* [Records supplied]:
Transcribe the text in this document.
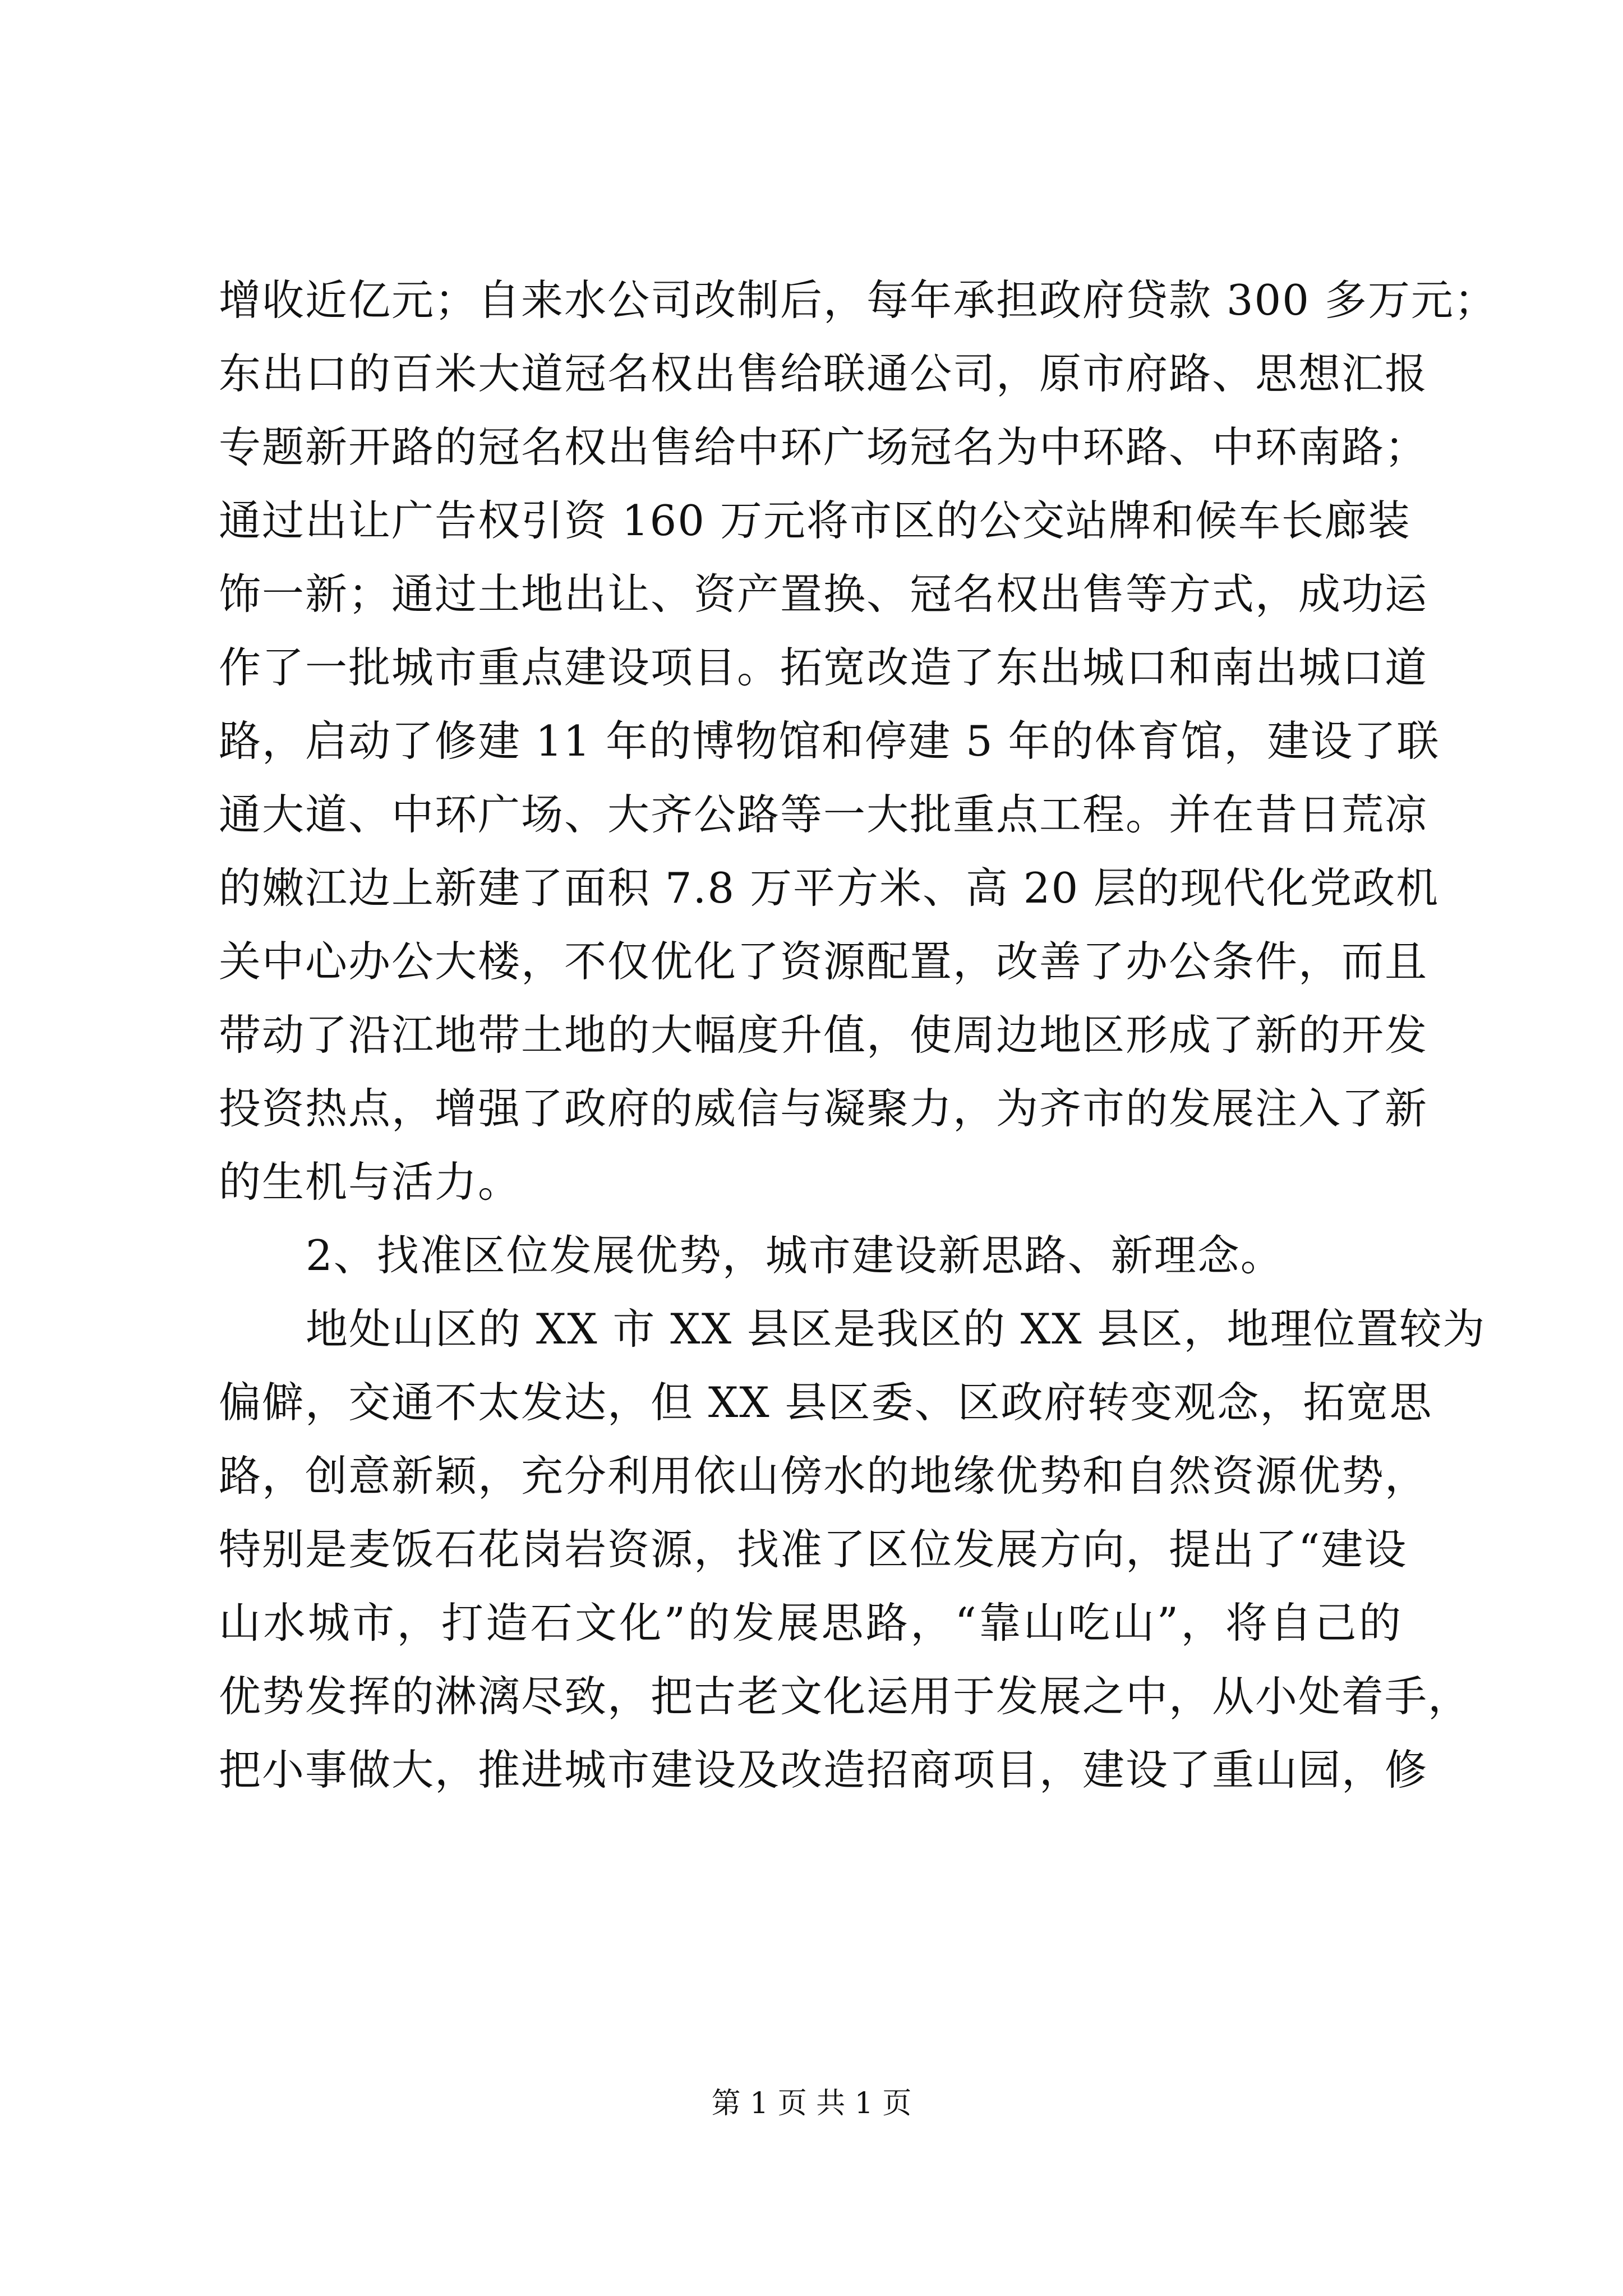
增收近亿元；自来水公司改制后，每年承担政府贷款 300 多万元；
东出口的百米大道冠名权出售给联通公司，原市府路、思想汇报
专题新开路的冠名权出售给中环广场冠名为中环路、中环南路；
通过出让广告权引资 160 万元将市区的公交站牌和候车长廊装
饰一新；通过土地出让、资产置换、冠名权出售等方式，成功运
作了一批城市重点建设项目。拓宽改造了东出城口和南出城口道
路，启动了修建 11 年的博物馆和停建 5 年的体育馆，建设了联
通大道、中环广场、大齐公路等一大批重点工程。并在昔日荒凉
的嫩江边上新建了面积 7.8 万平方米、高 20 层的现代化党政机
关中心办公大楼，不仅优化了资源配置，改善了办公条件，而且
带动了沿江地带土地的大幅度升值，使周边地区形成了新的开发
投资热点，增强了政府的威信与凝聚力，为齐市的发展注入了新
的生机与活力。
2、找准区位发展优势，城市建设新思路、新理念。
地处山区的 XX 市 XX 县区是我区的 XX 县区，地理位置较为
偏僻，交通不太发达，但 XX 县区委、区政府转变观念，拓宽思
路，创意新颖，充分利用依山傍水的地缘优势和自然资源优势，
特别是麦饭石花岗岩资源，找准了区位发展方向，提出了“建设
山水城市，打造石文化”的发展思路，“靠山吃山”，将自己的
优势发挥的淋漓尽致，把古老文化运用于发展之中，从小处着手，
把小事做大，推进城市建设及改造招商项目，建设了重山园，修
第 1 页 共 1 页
* * *
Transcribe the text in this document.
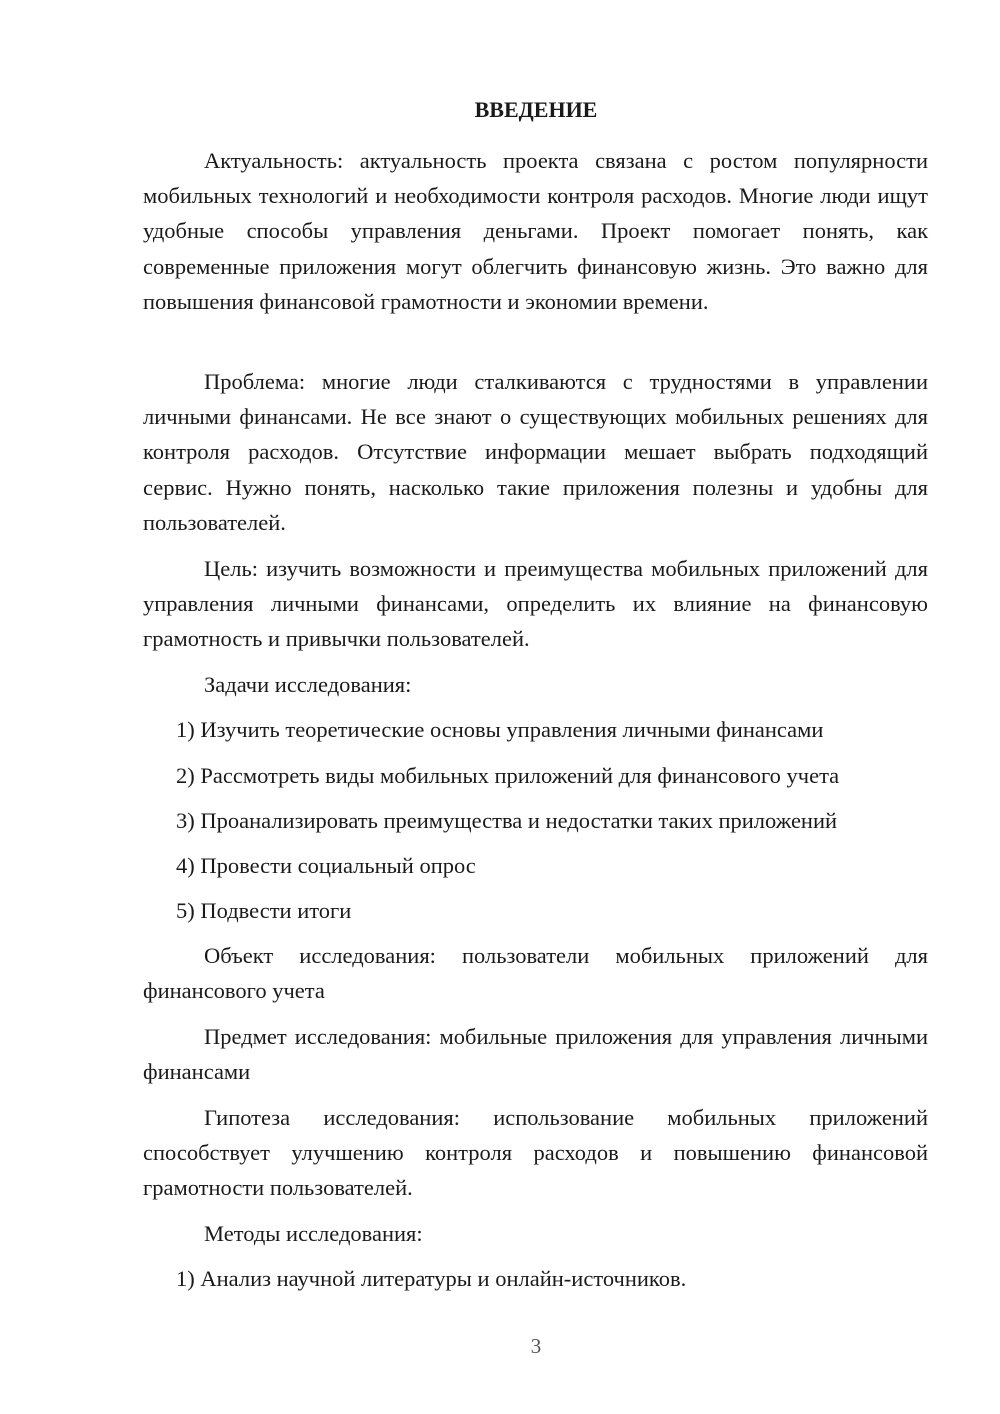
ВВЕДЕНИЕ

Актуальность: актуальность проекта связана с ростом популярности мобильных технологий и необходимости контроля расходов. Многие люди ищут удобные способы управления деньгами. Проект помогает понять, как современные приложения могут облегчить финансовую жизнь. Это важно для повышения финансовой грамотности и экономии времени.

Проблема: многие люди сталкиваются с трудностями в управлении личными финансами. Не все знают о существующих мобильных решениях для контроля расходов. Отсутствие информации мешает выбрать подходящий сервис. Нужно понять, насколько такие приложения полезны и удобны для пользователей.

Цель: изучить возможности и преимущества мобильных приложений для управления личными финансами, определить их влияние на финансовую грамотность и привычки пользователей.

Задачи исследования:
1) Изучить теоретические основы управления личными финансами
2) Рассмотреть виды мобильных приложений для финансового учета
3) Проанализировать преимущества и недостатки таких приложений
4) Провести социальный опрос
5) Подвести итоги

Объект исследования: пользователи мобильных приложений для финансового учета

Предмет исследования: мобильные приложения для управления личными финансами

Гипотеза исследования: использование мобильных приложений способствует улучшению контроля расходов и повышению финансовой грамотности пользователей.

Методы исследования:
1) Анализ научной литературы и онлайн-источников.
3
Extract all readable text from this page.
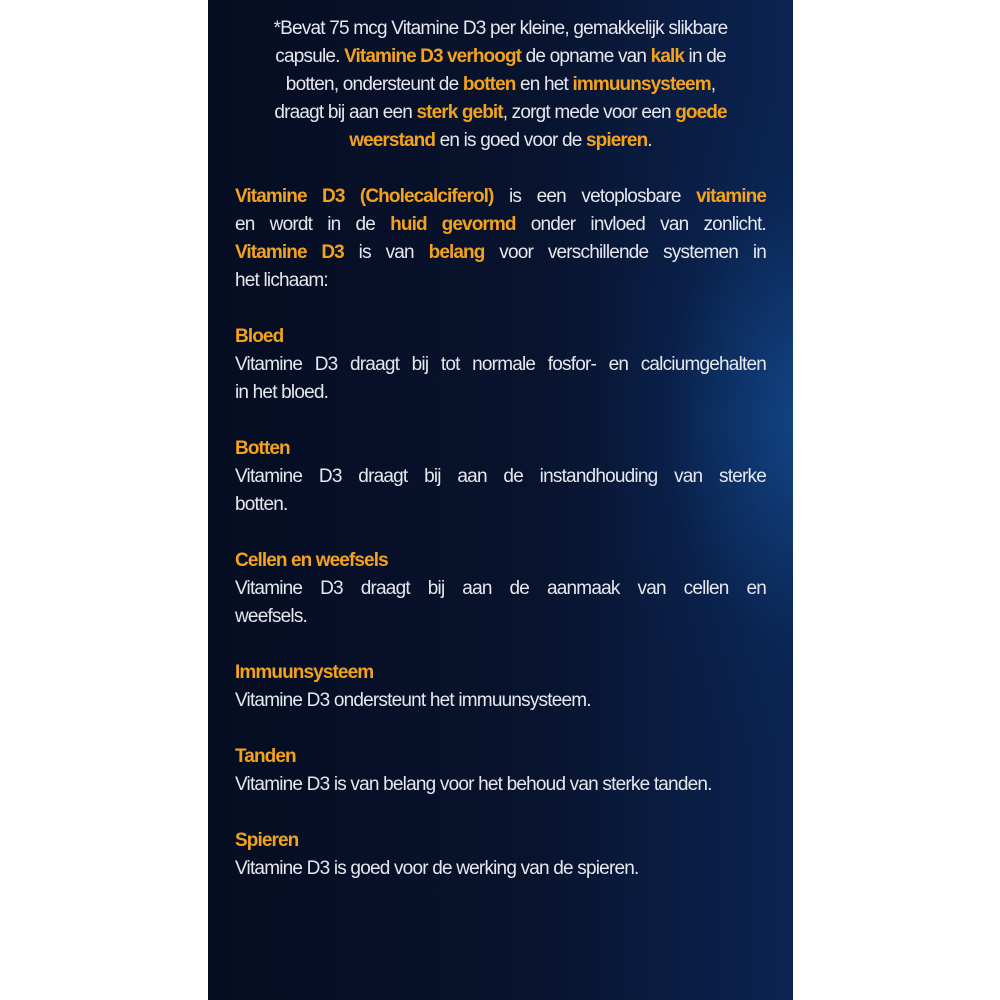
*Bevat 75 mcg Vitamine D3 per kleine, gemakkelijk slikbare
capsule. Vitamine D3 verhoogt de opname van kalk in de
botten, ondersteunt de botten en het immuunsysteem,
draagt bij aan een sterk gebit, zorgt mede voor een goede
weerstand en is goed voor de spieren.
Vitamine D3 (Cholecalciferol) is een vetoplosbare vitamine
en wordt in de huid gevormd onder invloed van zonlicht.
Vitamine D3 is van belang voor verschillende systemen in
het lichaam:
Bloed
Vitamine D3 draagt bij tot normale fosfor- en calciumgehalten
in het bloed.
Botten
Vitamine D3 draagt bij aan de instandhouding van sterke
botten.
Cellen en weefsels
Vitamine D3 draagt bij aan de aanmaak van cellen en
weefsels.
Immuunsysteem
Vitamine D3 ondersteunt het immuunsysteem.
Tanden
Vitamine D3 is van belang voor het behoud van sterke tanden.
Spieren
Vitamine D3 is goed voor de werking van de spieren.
---
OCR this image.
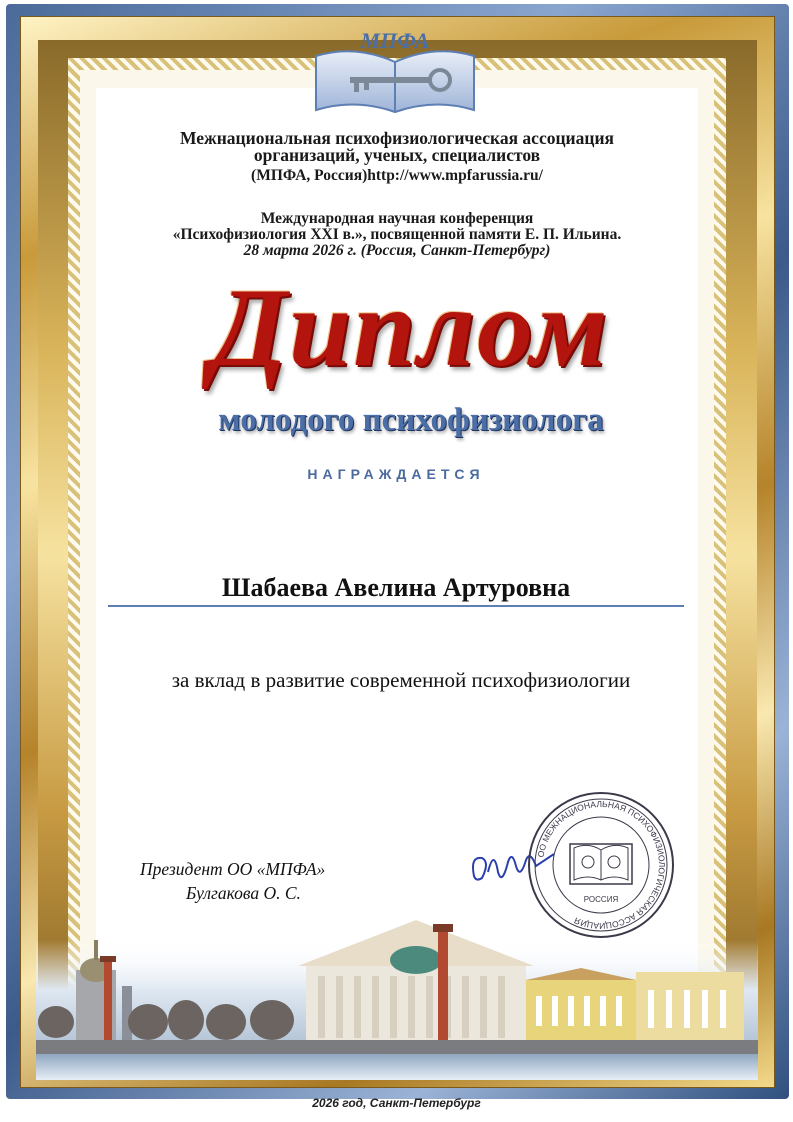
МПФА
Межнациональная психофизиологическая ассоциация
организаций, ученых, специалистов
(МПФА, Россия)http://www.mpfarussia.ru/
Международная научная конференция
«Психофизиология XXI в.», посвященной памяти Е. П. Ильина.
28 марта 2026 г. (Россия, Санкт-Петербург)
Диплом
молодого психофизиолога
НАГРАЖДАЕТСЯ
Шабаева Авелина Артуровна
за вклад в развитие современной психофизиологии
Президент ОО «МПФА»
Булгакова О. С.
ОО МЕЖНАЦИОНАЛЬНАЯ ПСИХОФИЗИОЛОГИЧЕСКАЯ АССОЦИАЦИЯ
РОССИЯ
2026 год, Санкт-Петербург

* [Work to be completed]:
Answer with a single number: the count of lines holding the word "управления".

* [Response below]:
4